## Recorded data
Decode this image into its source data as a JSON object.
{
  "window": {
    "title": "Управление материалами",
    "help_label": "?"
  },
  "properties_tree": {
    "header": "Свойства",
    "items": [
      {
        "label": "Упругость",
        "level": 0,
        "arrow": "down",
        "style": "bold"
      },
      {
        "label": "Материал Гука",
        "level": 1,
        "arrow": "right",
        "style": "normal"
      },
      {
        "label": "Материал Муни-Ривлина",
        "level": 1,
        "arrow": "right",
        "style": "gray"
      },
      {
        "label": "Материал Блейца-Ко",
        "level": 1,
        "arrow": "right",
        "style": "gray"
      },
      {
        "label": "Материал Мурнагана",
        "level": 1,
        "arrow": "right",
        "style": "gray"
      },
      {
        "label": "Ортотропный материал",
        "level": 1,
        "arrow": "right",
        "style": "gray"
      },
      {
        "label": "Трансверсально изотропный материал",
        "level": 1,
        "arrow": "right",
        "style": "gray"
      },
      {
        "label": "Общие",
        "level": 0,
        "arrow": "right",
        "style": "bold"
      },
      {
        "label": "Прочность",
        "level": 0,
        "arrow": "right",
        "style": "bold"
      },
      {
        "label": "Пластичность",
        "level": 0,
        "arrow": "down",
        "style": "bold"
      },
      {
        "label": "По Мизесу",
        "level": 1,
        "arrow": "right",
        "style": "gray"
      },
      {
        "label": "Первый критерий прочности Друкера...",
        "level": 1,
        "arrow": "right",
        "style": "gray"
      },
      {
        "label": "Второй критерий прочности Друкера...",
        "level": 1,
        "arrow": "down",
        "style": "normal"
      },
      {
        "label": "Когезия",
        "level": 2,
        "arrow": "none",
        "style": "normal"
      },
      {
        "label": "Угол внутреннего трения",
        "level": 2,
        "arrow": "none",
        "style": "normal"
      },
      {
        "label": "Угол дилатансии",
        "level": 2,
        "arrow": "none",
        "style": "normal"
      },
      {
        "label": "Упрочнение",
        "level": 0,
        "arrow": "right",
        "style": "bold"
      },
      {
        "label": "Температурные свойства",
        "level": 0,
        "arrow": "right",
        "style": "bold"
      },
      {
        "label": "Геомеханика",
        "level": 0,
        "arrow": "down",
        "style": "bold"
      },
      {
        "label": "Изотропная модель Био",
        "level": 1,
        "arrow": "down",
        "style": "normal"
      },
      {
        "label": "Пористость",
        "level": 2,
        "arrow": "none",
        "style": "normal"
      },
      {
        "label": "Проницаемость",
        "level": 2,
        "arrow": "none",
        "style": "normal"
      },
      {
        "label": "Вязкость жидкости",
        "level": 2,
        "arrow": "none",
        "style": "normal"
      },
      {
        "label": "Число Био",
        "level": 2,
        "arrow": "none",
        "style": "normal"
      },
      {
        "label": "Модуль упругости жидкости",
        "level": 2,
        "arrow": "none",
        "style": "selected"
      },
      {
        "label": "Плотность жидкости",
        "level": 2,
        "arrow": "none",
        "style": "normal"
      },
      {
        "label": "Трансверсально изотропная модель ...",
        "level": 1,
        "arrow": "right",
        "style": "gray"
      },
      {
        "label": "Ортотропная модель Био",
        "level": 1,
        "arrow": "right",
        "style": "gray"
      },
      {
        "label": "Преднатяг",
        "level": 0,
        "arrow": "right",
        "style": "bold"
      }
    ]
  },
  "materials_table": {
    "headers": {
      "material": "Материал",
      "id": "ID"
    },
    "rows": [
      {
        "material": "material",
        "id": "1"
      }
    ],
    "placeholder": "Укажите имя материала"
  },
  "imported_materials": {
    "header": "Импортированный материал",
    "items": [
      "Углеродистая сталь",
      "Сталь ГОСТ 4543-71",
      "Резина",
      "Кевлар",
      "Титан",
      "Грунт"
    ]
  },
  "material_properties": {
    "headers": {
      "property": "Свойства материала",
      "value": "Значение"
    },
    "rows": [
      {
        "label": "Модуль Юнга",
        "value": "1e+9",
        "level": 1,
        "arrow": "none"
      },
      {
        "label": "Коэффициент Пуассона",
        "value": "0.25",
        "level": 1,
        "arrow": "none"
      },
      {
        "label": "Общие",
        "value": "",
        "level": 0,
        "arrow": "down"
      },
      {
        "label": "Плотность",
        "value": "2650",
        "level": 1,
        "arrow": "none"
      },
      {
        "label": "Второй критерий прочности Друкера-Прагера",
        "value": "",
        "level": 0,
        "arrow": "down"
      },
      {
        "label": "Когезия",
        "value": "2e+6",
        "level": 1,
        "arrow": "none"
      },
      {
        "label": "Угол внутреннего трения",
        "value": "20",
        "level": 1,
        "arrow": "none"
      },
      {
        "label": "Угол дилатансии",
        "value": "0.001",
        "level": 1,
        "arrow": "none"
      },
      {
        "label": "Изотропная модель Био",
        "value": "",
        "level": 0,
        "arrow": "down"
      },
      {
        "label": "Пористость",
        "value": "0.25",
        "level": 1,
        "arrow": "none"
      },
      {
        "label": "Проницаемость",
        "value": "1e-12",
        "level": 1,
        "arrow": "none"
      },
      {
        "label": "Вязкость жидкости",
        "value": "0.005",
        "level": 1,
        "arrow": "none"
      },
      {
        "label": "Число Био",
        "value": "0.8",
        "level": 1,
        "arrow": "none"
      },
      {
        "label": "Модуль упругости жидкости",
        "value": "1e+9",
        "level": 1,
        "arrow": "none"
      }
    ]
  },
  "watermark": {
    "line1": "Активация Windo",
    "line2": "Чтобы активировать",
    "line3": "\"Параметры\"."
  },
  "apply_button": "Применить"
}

## Exercise
Reproduce the data in its entirety, matching each character.

## Solution to the problem
Decode this image into its source data as a JSON object.
{
  "window": {
    "title": "Управление материалами",
    "help_label": "?"
  },
  "properties_tree": {
    "header": "Свойства",
    "items": [
      {
        "label": "Упругость",
        "level": 0,
        "arrow": "down",
        "style": "bold"
      },
      {
        "label": "Материал Гука",
        "level": 1,
        "arrow": "right",
        "style": "normal"
      },
      {
        "label": "Материал Муни-Ривлина",
        "level": 1,
        "arrow": "right",
        "style": "gray"
      },
      {
        "label": "Материал Блейца-Ко",
        "level": 1,
        "arrow": "right",
        "style": "gray"
      },
      {
        "label": "Материал Мурнагана",
        "level": 1,
        "arrow": "right",
        "style": "gray"
      },
      {
        "label": "Ортотропный материал",
        "level": 1,
        "arrow": "right",
        "style": "gray"
      },
      {
        "label": "Трансверсально изотропный материал",
        "level": 1,
        "arrow": "right",
        "style": "gray"
      },
      {
        "label": "Общие",
        "level": 0,
        "arrow": "right",
        "style": "bold"
      },
      {
        "label": "Прочность",
        "level": 0,
        "arrow": "right",
        "style": "bold"
      },
      {
        "label": "Пластичность",
        "level": 0,
        "arrow": "down",
        "style": "bold"
      },
      {
        "label": "По Мизесу",
        "level": 1,
        "arrow": "right",
        "style": "gray"
      },
      {
        "label": "Первый критерий прочности Друкера...",
        "level": 1,
        "arrow": "right",
        "style": "gray"
      },
      {
        "label": "Второй критерий прочности Друкера...",
        "level": 1,
        "arrow": "down",
        "style": "normal"
      },
      {
        "label": "Когезия",
        "level": 2,
        "arrow": "none",
        "style": "normal"
      },
      {
        "label": "Угол внутреннего трения",
        "level": 2,
        "arrow": "none",
        "style": "normal"
      },
      {
        "label": "Угол дилатансии",
        "level": 2,
        "arrow": "none",
        "style": "normal"
      },
      {
        "label": "Упрочнение",
        "level": 0,
        "arrow": "right",
        "style": "bold"
      },
      {
        "label": "Температурные свойства",
        "level": 0,
        "arrow": "right",
        "style": "bold"
      },
      {
        "label": "Геомеханика",
        "level": 0,
        "arrow": "down",
        "style": "bold"
      },
      {
        "label": "Изотропная модель Био",
        "level": 1,
        "arrow": "down",
        "style": "normal"
      },
      {
        "label": "Пористость",
        "level": 2,
        "arrow": "none",
        "style": "normal"
      },
      {
        "label": "Проницаемость",
        "level": 2,
        "arrow": "none",
        "style": "normal"
      },
      {
        "label": "Вязкость жидкости",
        "level": 2,
        "arrow": "none",
        "style": "normal"
      },
      {
        "label": "Число Био",
        "level": 2,
        "arrow": "none",
        "style": "normal"
      },
      {
        "label": "Модуль упругости жидкости",
        "level": 2,
        "arrow": "none",
        "style": "selected"
      },
      {
        "label": "Плотность жидкости",
        "level": 2,
        "arrow": "none",
        "style": "normal"
      },
      {
        "label": "Трансверсально изотропная модель ...",
        "level": 1,
        "arrow": "right",
        "style": "gray"
      },
      {
        "label": "Ортотропная модель Био",
        "level": 1,
        "arrow": "right",
        "style": "gray"
      },
      {
        "label": "Преднатяг",
        "level": 0,
        "arrow": "right",
        "style": "bold"
      }
    ]
  },
  "materials_table": {
    "headers": {
      "material": "Материал",
      "id": "ID"
    },
    "rows": [
      {
        "material": "material",
        "id": "1"
      }
    ],
    "placeholder": "Укажите имя материала"
  },
  "imported_materials": {
    "header": "Импортированный материал",
    "items": [
      "Углеродистая сталь",
      "Сталь ГОСТ 4543-71",
      "Резина",
      "Кевлар",
      "Титан",
      "Грунт"
    ]
  },
  "material_properties": {
    "headers": {
      "property": "Свойства материала",
      "value": "Значение"
    },
    "rows": [
      {
        "label": "Модуль Юнга",
        "value": "1e+9",
        "level": 1,
        "arrow": "none"
      },
      {
        "label": "Коэффициент Пуассона",
        "value": "0.25",
        "level": 1,
        "arrow": "none"
      },
      {
        "label": "Общие",
        "value": "",
        "level": 0,
        "arrow": "down"
      },
      {
        "label": "Плотность",
        "value": "2650",
        "level": 1,
        "arrow": "none"
      },
      {
        "label": "Второй критерий прочности Друкера-Прагера",
        "value": "",
        "level": 0,
        "arrow": "down"
      },
      {
        "label": "Когезия",
        "value": "2e+6",
        "level": 1,
        "arrow": "none"
      },
      {
        "label": "Угол внутреннего трения",
        "value": "20",
        "level": 1,
        "arrow": "none"
      },
      {
        "label": "Угол дилатансии",
        "value": "0.001",
        "level": 1,
        "arrow": "none"
      },
      {
        "label": "Изотропная модель Био",
        "value": "",
        "level": 0,
        "arrow": "down"
      },
      {
        "label": "Пористость",
        "value": "0.25",
        "level": 1,
        "arrow": "none"
      },
      {
        "label": "Проницаемость",
        "value": "1e-12",
        "level": 1,
        "arrow": "none"
      },
      {
        "label": "Вязкость жидкости",
        "value": "0.005",
        "level": 1,
        "arrow": "none"
      },
      {
        "label": "Число Био",
        "value": "0.8",
        "level": 1,
        "arrow": "none"
      },
      {
        "label": "Модуль упругости жидкости",
        "value": "1e+9",
        "level": 1,
        "arrow": "none"
      }
    ]
  },
  "watermark": {
    "line1": "Активация Windo",
    "line2": "Чтобы активировать",
    "line3": "\"Параметры\"."
  },
  "apply_button": "Применить"
}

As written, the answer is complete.